• **EXCERPTED DATA**
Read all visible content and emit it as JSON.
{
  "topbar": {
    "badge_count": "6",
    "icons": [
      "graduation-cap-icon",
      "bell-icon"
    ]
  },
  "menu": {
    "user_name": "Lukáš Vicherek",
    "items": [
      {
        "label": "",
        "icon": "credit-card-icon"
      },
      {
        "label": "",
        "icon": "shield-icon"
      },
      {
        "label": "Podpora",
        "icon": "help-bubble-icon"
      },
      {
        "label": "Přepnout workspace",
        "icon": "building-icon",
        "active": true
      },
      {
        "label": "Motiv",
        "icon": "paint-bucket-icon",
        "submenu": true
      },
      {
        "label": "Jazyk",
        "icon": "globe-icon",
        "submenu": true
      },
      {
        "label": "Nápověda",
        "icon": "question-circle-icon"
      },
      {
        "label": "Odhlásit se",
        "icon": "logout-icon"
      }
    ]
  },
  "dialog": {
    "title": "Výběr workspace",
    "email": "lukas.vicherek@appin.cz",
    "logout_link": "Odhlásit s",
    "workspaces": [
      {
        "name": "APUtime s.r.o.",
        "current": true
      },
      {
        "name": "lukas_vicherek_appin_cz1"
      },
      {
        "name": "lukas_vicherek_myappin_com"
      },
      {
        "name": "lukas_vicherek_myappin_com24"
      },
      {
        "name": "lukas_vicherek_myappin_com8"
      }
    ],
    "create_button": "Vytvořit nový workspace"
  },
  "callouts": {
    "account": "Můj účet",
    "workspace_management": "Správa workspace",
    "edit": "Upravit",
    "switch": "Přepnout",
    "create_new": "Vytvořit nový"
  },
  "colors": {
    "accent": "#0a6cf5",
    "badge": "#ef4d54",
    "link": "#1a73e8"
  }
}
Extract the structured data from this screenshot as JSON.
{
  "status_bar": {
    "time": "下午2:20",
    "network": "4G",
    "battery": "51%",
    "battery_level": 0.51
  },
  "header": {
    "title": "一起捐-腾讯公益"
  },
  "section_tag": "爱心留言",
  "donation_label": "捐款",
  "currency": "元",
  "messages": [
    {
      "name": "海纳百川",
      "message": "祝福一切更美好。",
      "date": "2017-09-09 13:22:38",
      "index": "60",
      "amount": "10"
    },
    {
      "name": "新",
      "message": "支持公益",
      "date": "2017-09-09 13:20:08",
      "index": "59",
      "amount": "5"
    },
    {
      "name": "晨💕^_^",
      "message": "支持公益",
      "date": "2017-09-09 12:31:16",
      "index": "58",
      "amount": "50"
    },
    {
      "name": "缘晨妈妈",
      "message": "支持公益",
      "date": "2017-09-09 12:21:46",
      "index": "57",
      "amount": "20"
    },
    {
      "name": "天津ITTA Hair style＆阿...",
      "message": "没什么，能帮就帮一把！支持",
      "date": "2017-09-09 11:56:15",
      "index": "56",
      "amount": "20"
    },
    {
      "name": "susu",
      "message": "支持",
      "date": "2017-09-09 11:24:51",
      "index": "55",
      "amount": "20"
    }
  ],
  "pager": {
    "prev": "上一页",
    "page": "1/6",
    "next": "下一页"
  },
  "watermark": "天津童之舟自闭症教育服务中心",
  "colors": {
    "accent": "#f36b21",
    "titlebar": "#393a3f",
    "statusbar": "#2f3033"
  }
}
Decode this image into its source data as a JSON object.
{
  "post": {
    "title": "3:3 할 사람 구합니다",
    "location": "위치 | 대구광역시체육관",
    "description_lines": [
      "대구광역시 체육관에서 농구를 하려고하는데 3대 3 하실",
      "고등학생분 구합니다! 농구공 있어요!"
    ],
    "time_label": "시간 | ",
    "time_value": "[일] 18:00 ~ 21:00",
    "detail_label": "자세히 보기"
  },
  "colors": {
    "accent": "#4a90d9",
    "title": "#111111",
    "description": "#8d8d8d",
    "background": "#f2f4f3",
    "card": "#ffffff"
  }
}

• **PROBLEM DETAILS**
Report how many lines of the preceding records include "index". Output the number only.

• **THE REPLY**
6